BEGIN Provided information

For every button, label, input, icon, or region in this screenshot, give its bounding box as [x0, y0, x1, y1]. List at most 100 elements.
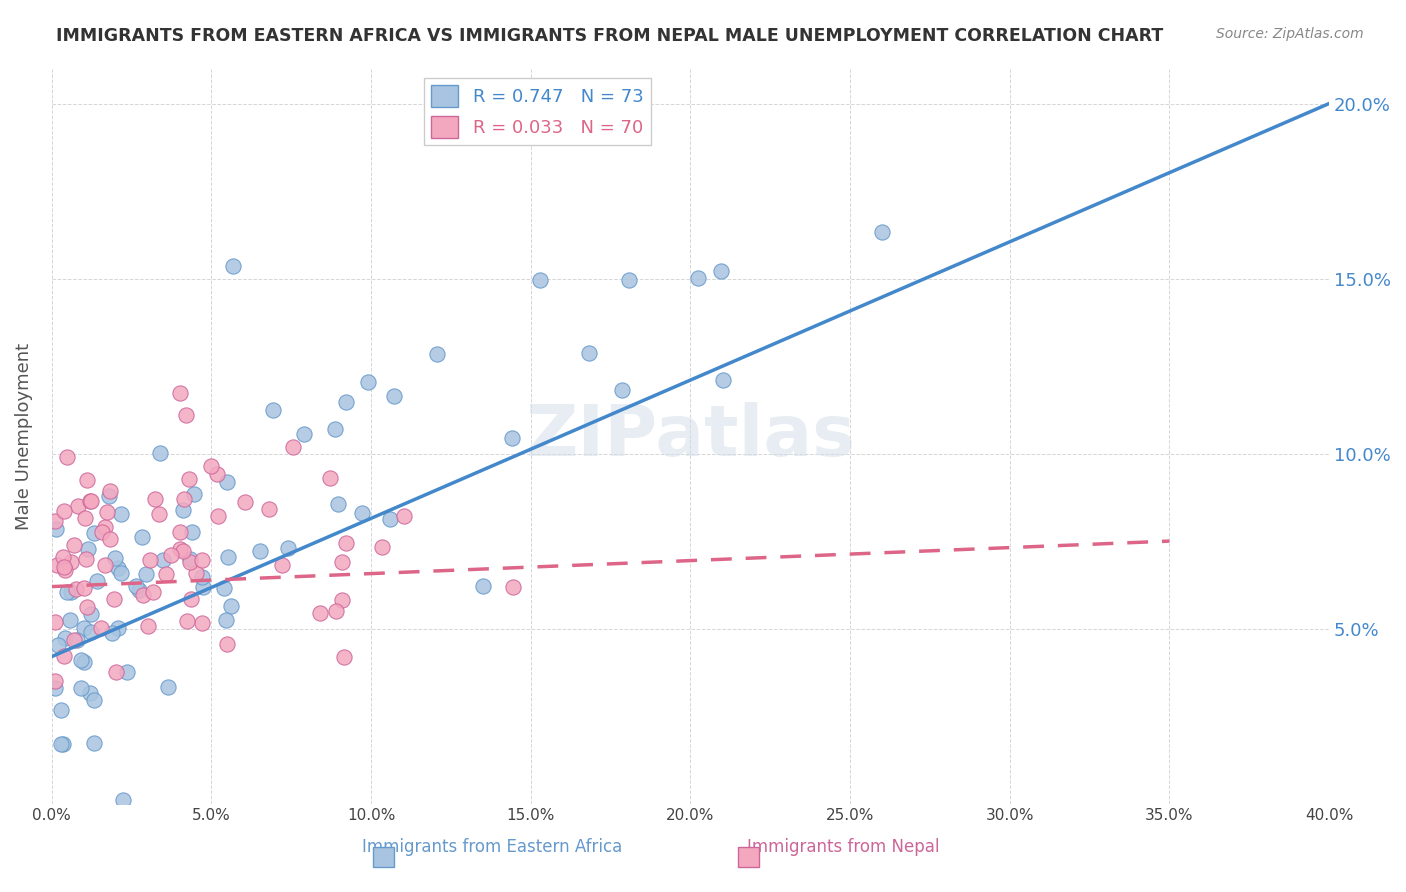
- Point: [73, 582, 96, 596]
- Point: [325, 604, 347, 618]
- Point: [83, 693, 105, 707]
- Point: [90, 621, 112, 635]
- Point: [60, 584, 83, 599]
- Point: [205, 467, 228, 482]
- Point: [233, 495, 256, 509]
- Point: [101, 626, 124, 640]
- Point: [80, 494, 103, 508]
- Point: [352, 506, 374, 520]
- Point: [75, 552, 97, 566]
- Point: [76, 473, 98, 487]
- Point: [173, 492, 195, 507]
- Point: [501, 431, 523, 445]
- Point: [94, 520, 117, 534]
- Point: [186, 566, 208, 580]
- Point: [502, 580, 524, 594]
- Point: [73, 655, 96, 669]
- Point: [277, 541, 299, 555]
- Point: [319, 471, 342, 485]
- Text: Source: ZipAtlas.com: Source: ZipAtlas.com: [1216, 27, 1364, 41]
- Point: [44, 514, 66, 528]
- Point: [53, 504, 76, 518]
- Point: [183, 487, 205, 501]
- Point: [110, 566, 132, 580]
- Point: [55, 585, 77, 599]
- Point: [52, 549, 75, 564]
- Point: [180, 591, 202, 606]
- Point: [179, 552, 201, 566]
- Point: [394, 509, 416, 524]
- Text: IMMIGRANTS FROM EASTERN AFRICA VS IMMIGRANTS FROM NEPAL MALE UNEMPLOYMENT CORREL: IMMIGRANTS FROM EASTERN AFRICA VS IMMIGR…: [56, 27, 1164, 45]
- Point: [110, 508, 132, 522]
- Point: [55, 563, 77, 577]
- Point: [152, 552, 174, 566]
- Point: [326, 497, 349, 511]
- Point: [79, 493, 101, 508]
- Point: [46, 558, 69, 573]
- Point: [79, 607, 101, 622]
- Point: [472, 579, 495, 593]
- Point: [53, 559, 76, 574]
- Point: [172, 543, 194, 558]
- Point: [52, 649, 75, 664]
- Point: [271, 558, 294, 573]
- Point: [48, 638, 70, 652]
- Point: [160, 548, 183, 562]
- Point: [91, 525, 114, 540]
- Point: [212, 582, 235, 596]
- Point: [157, 680, 180, 694]
- Point: [103, 592, 125, 607]
- Point: [44, 673, 66, 688]
- Point: [371, 540, 394, 554]
- Point: [191, 553, 214, 567]
- Point: [193, 580, 215, 594]
- Point: [73, 621, 96, 635]
- Point: [172, 502, 194, 516]
- Point: [49, 703, 72, 717]
- Point: [578, 346, 600, 360]
- Point: [357, 375, 380, 389]
- Point: [330, 555, 353, 569]
- Point: [215, 475, 238, 489]
- Point: [190, 616, 212, 631]
- Point: [136, 619, 159, 633]
- Point: [148, 507, 170, 521]
- Point: [52, 737, 75, 751]
- Point: [332, 593, 354, 607]
- Point: [529, 273, 551, 287]
- Point: [323, 422, 346, 436]
- Point: [249, 544, 271, 558]
- Point: [107, 621, 129, 635]
- Point: [70, 653, 93, 667]
- Point: [104, 550, 127, 565]
- Point: [79, 686, 101, 700]
- Point: [169, 386, 191, 401]
- Point: [335, 394, 357, 409]
- Point: [292, 426, 315, 441]
- Point: [76, 542, 98, 557]
- Point: [181, 524, 204, 539]
- Point: [67, 499, 90, 513]
- Point: [131, 530, 153, 544]
- Point: [308, 607, 330, 621]
- Point: [132, 588, 155, 602]
- Point: [112, 793, 135, 807]
- Point: [125, 579, 148, 593]
- Text: Immigrants from Nepal: Immigrants from Nepal: [748, 838, 939, 856]
- Point: [176, 615, 198, 629]
- Point: [83, 736, 105, 750]
- Y-axis label: Male Unemployment: Male Unemployment: [15, 343, 32, 530]
- Point: [76, 599, 98, 614]
- Point: [283, 440, 305, 454]
- Point: [56, 450, 79, 464]
- Point: [86, 574, 108, 588]
- Point: [257, 501, 280, 516]
- Point: [222, 259, 245, 273]
- Point: [58, 613, 80, 627]
- Point: [69, 681, 91, 695]
- Point: [870, 225, 893, 239]
- Point: [66, 633, 89, 648]
- Point: [333, 649, 356, 664]
- Point: [98, 483, 121, 498]
- Point: [200, 459, 222, 474]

END Provided information

§ **Given exercise**
Retype the lines of the records exactly, from the line with "- Point: [73, 582, 96, 596]" through the line with "- Point: [75, 552, 97, 566]", including both of those lines.

§ **Answer to the exercise**
- Point: [73, 582, 96, 596]
- Point: [325, 604, 347, 618]
- Point: [83, 693, 105, 707]
- Point: [90, 621, 112, 635]
- Point: [60, 584, 83, 599]
- Point: [205, 467, 228, 482]
- Point: [233, 495, 256, 509]
- Point: [101, 626, 124, 640]
- Point: [80, 494, 103, 508]
- Point: [352, 506, 374, 520]
- Point: [75, 552, 97, 566]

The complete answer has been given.